#### Dataset:
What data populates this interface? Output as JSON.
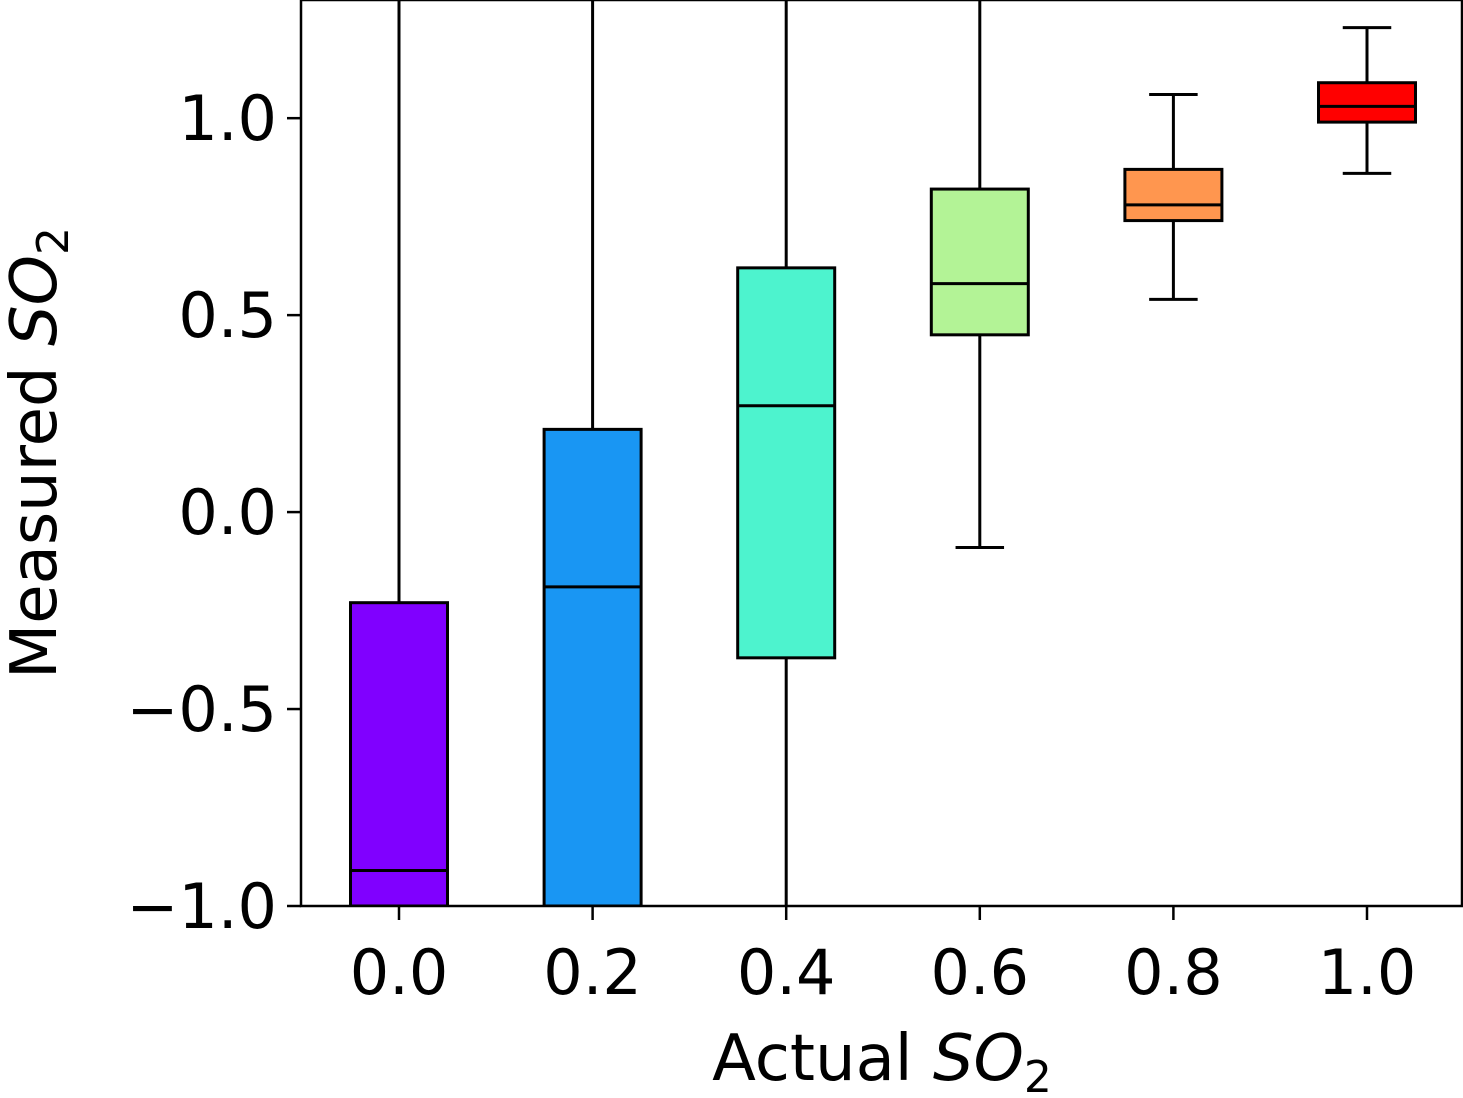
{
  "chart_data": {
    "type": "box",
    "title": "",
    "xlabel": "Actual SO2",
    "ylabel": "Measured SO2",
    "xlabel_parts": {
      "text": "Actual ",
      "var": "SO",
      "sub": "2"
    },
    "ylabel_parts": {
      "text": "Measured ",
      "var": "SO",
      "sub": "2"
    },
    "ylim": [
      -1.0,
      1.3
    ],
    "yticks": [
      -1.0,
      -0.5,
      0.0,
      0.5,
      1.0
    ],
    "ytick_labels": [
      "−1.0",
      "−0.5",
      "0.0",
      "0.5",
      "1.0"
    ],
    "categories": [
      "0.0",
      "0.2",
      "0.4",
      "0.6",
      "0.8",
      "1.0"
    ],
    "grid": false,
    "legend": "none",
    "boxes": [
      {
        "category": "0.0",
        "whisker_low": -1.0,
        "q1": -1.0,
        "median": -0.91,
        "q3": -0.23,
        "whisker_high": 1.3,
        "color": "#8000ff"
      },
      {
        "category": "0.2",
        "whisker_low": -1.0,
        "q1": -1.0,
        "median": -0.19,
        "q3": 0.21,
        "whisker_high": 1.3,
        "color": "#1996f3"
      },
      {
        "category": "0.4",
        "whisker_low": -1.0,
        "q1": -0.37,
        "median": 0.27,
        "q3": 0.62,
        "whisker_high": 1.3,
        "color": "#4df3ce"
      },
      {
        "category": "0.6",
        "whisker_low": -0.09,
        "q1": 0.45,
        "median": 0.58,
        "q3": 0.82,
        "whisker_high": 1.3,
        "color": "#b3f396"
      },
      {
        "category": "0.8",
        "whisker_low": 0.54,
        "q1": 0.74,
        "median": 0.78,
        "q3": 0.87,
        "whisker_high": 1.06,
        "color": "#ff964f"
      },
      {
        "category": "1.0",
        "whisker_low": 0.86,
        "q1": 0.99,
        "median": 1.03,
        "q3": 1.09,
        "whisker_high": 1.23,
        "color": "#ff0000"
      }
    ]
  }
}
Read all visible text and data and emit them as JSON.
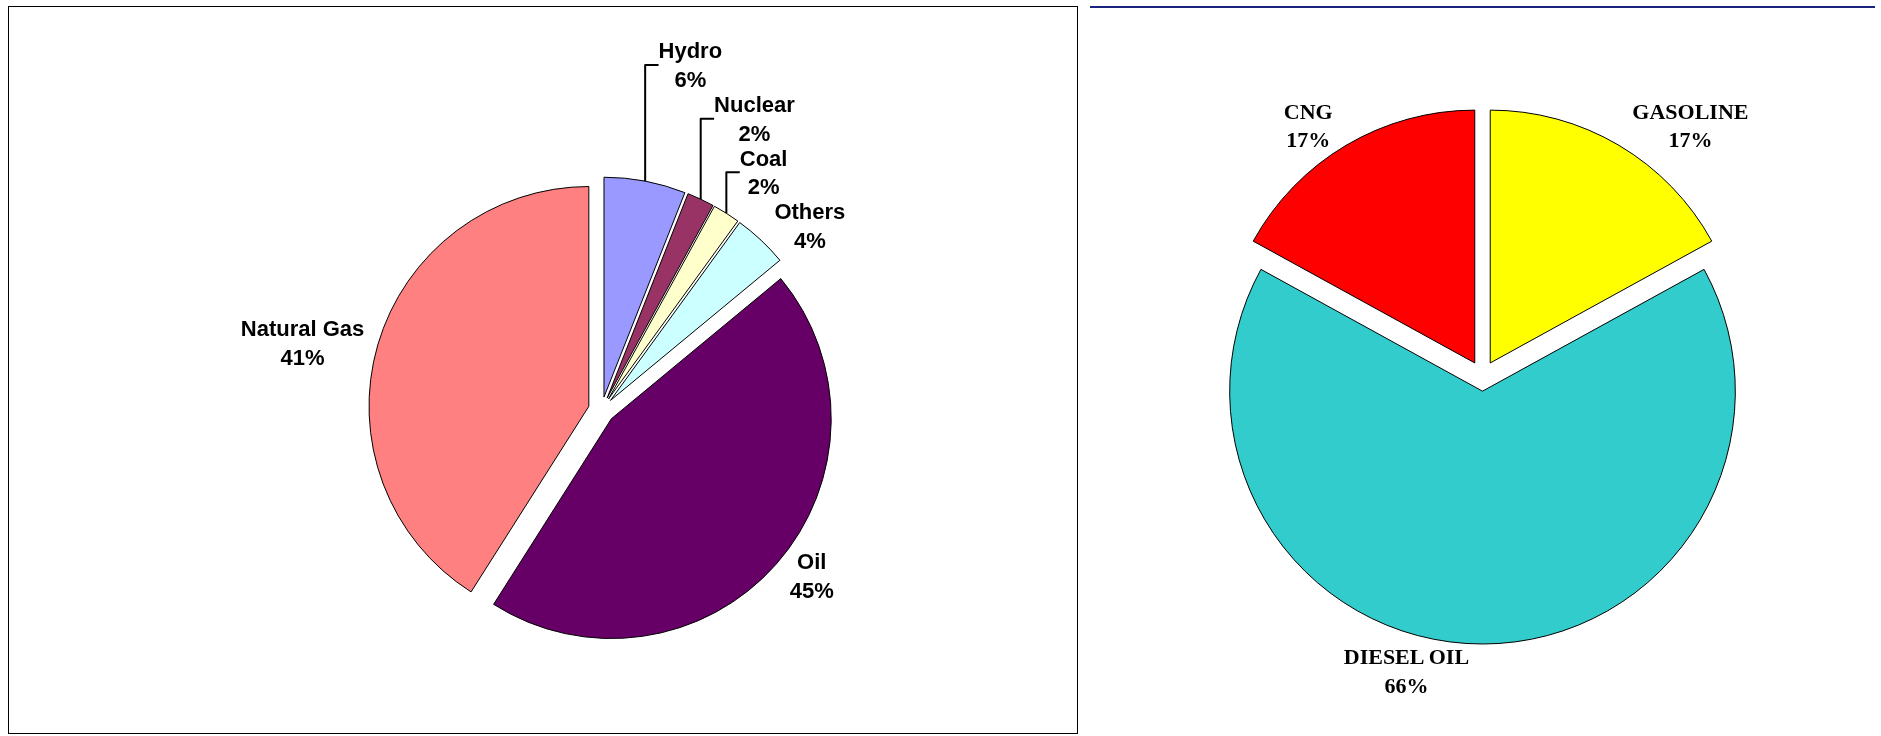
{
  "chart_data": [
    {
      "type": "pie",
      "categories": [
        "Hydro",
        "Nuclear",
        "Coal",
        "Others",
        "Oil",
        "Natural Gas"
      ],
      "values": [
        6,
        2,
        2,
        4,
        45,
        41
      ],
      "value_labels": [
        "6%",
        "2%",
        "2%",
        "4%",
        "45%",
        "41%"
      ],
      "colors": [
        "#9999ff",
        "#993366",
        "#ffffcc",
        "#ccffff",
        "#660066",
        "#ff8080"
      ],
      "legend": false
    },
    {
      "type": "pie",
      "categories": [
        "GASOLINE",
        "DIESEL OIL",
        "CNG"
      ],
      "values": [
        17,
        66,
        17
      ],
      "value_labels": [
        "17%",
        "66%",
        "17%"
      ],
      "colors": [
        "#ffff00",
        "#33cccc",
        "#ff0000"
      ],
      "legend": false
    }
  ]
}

#### What you are asked to do:
Repeat the records word for word. Any picture in them should be left out.

#### Reply to the task:
What data populates this interface? Output as JSON.
{
  "chart_data": {
    "type": "box",
    "title": "",
    "xlabel": "Actual SO2",
    "ylabel": "Measured SO2",
    "xlabel_parts": {
      "text": "Actual ",
      "var": "SO",
      "sub": "2"
    },
    "ylabel_parts": {
      "text": "Measured ",
      "var": "SO",
      "sub": "2"
    },
    "ylim": [
      -1.0,
      1.3
    ],
    "yticks": [
      -1.0,
      -0.5,
      0.0,
      0.5,
      1.0
    ],
    "ytick_labels": [
      "−1.0",
      "−0.5",
      "0.0",
      "0.5",
      "1.0"
    ],
    "categories": [
      "0.0",
      "0.2",
      "0.4",
      "0.6",
      "0.8",
      "1.0"
    ],
    "grid": false,
    "legend": "none",
    "boxes": [
      {
        "category": "0.0",
        "whisker_low": -1.0,
        "q1": -1.0,
        "median": -0.91,
        "q3": -0.23,
        "whisker_high": 1.3,
        "color": "#8000ff"
      },
      {
        "category": "0.2",
        "whisker_low": -1.0,
        "q1": -1.0,
        "median": -0.19,
        "q3": 0.21,
        "whisker_high": 1.3,
        "color": "#1996f3"
      },
      {
        "category": "0.4",
        "whisker_low": -1.0,
        "q1": -0.37,
        "median": 0.27,
        "q3": 0.62,
        "whisker_high": 1.3,
        "color": "#4df3ce"
      },
      {
        "category": "0.6",
        "whisker_low": -0.09,
        "q1": 0.45,
        "median": 0.58,
        "q3": 0.82,
        "whisker_high": 1.3,
        "color": "#b3f396"
      },
      {
        "category": "0.8",
        "whisker_low": 0.54,
        "q1": 0.74,
        "median": 0.78,
        "q3": 0.87,
        "whisker_high": 1.06,
        "color": "#ff964f"
      },
      {
        "category": "1.0",
        "whisker_low": 0.86,
        "q1": 0.99,
        "median": 1.03,
        "q3": 1.09,
        "whisker_high": 1.23,
        "color": "#ff0000"
      }
    ]
  }
}
Read all visible text and data and emit them as JSON.
{
  "chart_data": [
    {
      "type": "pie",
      "categories": [
        "Hydro",
        "Nuclear",
        "Coal",
        "Others",
        "Oil",
        "Natural Gas"
      ],
      "values": [
        6,
        2,
        2,
        4,
        45,
        41
      ],
      "value_labels": [
        "6%",
        "2%",
        "2%",
        "4%",
        "45%",
        "41%"
      ],
      "colors": [
        "#9999ff",
        "#993366",
        "#ffffcc",
        "#ccffff",
        "#660066",
        "#ff8080"
      ],
      "legend": false
    },
    {
      "type": "pie",
      "categories": [
        "GASOLINE",
        "DIESEL OIL",
        "CNG"
      ],
      "values": [
        17,
        66,
        17
      ],
      "value_labels": [
        "17%",
        "66%",
        "17%"
      ],
      "colors": [
        "#ffff00",
        "#33cccc",
        "#ff0000"
      ],
      "legend": false
    }
  ]
}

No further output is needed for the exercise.